**Aim:**
Filter the entries and keep only the lines where the string "name" appears.

────────────────

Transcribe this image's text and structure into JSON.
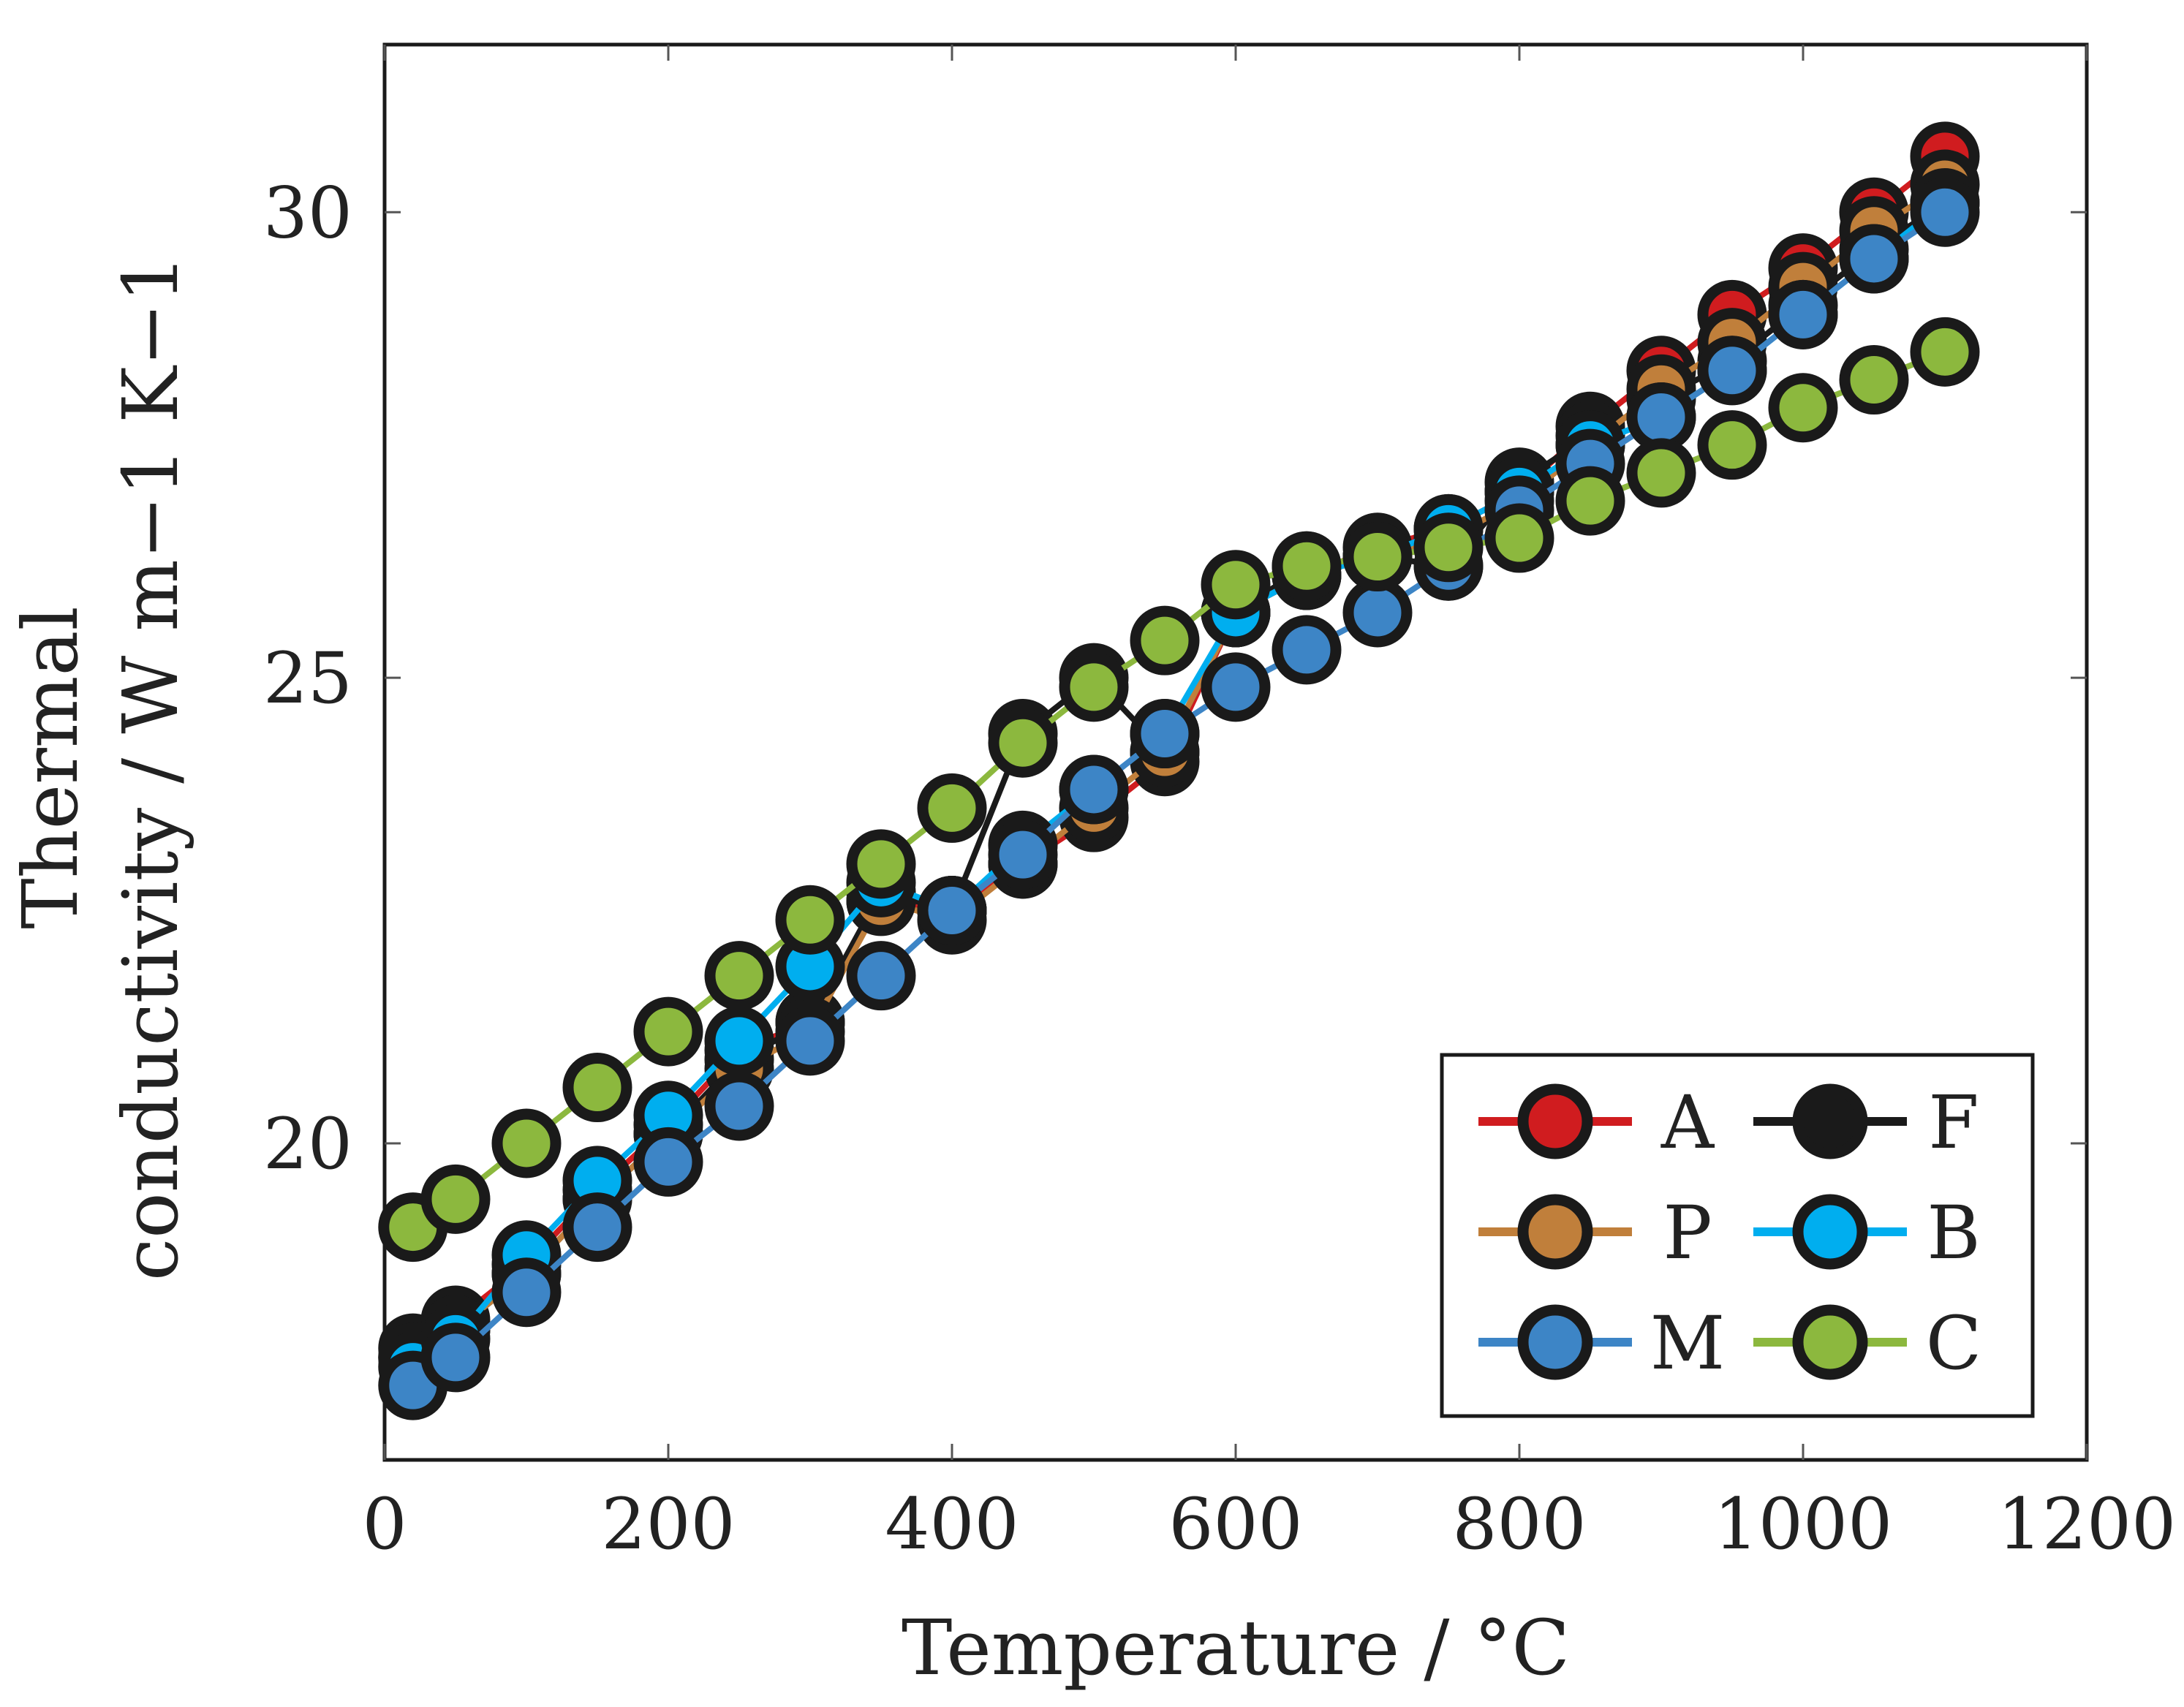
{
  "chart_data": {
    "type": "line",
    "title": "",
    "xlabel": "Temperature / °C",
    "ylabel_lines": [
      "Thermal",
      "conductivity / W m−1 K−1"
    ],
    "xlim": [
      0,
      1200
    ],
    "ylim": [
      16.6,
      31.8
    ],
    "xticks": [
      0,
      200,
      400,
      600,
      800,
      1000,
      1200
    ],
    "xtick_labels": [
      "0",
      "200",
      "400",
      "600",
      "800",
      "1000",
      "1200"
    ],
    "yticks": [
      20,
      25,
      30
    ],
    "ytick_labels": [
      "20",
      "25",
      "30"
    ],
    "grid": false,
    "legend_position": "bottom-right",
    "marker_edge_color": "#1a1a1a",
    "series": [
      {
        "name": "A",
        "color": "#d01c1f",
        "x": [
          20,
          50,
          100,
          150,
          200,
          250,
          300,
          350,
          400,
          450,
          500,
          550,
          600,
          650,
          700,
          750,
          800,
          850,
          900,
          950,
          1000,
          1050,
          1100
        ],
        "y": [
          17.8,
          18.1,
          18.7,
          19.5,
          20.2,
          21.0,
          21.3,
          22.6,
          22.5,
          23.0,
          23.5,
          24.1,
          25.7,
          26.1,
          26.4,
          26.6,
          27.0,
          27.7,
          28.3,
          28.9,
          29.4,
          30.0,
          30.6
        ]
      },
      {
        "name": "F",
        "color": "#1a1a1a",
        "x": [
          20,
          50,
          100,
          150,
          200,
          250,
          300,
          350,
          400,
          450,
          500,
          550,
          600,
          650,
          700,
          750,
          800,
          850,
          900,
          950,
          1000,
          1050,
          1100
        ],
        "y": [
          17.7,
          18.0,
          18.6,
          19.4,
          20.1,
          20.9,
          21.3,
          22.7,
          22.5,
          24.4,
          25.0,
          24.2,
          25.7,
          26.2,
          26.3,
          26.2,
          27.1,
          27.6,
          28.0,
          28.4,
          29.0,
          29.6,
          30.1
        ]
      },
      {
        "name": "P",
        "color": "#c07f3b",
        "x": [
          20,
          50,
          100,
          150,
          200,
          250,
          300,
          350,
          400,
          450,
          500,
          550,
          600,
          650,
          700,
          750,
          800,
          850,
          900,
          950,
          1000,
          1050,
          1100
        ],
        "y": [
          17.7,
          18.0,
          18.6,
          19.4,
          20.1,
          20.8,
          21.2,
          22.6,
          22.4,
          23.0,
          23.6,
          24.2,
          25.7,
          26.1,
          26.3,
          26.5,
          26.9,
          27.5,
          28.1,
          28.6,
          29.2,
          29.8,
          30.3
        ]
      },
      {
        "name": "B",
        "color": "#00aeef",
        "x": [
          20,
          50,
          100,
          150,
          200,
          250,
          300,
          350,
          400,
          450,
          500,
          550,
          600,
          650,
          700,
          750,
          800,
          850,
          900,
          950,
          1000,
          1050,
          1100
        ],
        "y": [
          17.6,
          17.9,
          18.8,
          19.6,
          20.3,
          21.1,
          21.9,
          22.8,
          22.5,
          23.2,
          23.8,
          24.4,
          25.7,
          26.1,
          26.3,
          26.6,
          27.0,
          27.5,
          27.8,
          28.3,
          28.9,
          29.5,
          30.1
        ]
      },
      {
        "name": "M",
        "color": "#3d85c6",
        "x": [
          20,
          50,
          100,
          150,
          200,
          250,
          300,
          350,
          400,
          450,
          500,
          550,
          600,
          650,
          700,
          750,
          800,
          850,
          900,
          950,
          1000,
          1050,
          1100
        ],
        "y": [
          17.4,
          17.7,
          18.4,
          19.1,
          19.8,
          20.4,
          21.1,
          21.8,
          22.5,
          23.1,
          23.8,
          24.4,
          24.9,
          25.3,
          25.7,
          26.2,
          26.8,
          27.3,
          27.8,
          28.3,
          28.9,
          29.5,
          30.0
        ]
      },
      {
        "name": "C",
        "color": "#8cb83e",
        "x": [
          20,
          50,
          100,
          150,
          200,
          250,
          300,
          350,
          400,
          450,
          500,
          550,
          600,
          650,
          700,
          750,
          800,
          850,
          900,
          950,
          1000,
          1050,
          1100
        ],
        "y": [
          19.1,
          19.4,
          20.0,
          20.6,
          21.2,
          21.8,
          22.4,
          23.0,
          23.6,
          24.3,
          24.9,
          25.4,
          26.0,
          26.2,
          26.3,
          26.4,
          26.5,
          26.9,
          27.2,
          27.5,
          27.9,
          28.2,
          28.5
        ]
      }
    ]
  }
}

────────────────

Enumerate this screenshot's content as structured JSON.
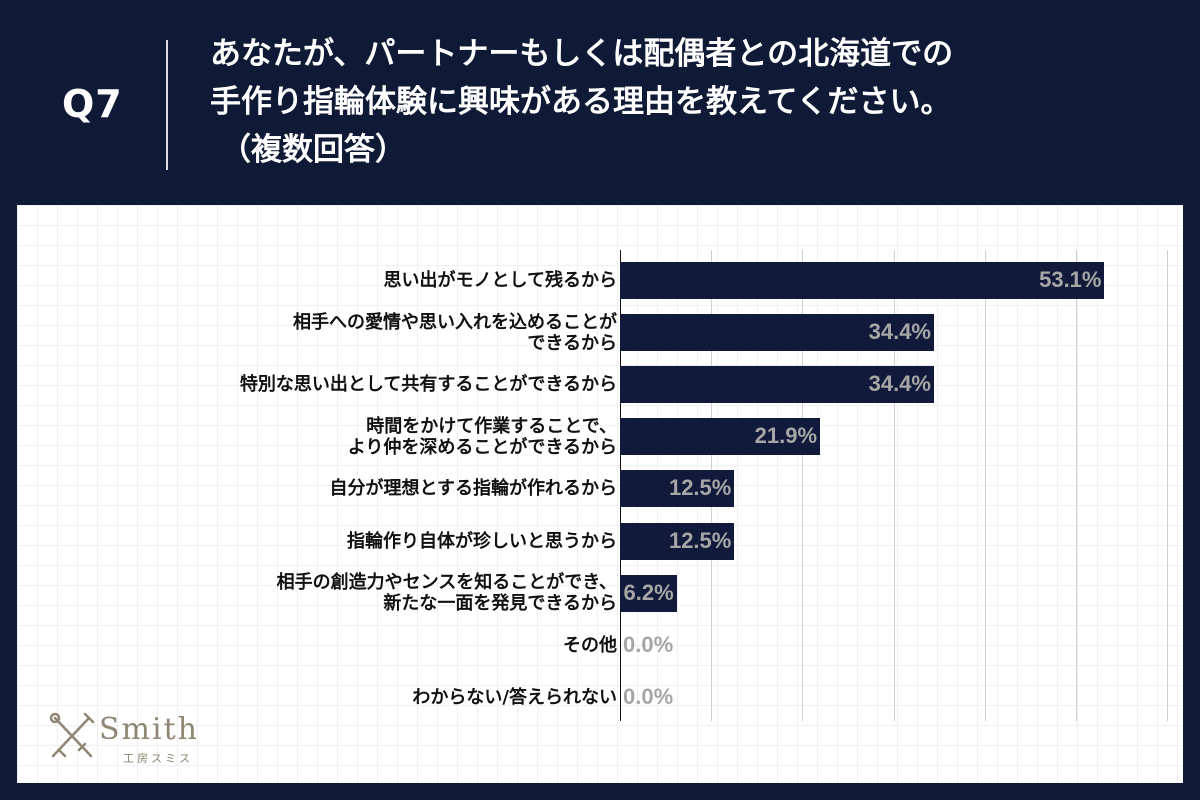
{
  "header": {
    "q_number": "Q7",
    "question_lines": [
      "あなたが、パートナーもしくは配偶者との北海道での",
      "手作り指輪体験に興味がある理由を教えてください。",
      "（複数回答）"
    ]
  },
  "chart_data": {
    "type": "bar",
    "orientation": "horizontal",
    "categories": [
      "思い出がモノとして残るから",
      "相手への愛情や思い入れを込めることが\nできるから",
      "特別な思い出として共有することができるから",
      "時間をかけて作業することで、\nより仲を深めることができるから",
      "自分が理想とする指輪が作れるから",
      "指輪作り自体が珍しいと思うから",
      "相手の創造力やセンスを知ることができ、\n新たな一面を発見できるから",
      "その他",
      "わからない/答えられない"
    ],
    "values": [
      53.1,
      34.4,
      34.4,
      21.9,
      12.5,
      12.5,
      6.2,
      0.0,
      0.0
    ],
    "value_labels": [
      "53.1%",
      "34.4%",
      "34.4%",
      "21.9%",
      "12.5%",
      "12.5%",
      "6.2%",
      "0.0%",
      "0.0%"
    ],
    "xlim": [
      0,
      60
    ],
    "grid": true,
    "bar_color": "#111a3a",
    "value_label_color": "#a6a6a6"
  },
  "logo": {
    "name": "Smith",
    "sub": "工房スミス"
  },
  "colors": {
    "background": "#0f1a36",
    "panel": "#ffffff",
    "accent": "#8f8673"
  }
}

────────────────

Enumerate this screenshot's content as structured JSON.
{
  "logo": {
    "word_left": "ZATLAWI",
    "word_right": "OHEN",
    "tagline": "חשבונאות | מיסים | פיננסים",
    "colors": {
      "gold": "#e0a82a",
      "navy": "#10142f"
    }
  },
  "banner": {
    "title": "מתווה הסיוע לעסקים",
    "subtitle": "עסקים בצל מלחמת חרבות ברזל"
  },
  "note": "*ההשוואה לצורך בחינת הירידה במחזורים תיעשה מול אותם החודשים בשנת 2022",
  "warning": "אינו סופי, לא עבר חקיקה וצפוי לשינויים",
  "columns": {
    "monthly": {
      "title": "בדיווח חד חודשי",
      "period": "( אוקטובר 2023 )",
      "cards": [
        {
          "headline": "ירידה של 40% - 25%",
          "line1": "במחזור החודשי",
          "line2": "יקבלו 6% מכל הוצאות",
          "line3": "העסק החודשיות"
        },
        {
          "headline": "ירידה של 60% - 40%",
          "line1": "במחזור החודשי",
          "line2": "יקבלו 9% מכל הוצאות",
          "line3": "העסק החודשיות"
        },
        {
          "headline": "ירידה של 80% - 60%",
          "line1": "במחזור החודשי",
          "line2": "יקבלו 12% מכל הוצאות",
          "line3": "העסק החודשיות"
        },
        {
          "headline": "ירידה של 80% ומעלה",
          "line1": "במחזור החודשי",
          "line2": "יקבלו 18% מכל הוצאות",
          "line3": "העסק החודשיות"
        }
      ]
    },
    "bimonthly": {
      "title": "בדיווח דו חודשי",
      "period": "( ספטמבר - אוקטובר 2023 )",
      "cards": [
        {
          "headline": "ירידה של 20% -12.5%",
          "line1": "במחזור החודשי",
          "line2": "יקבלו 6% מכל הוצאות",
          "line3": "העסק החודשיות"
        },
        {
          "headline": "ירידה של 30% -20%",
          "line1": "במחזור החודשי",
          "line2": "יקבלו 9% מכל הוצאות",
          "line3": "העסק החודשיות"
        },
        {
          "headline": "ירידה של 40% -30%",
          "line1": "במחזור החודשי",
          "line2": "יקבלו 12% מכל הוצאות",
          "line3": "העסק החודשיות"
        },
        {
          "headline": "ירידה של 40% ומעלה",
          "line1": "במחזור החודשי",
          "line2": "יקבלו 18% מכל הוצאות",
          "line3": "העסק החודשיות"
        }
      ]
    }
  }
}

────────────────

**Solution:**
        "name": "A",
        "name": "F",
        "name": "P",
        "name": "B",
        "name": "M",
        "name": "C",
    "name": "Smith",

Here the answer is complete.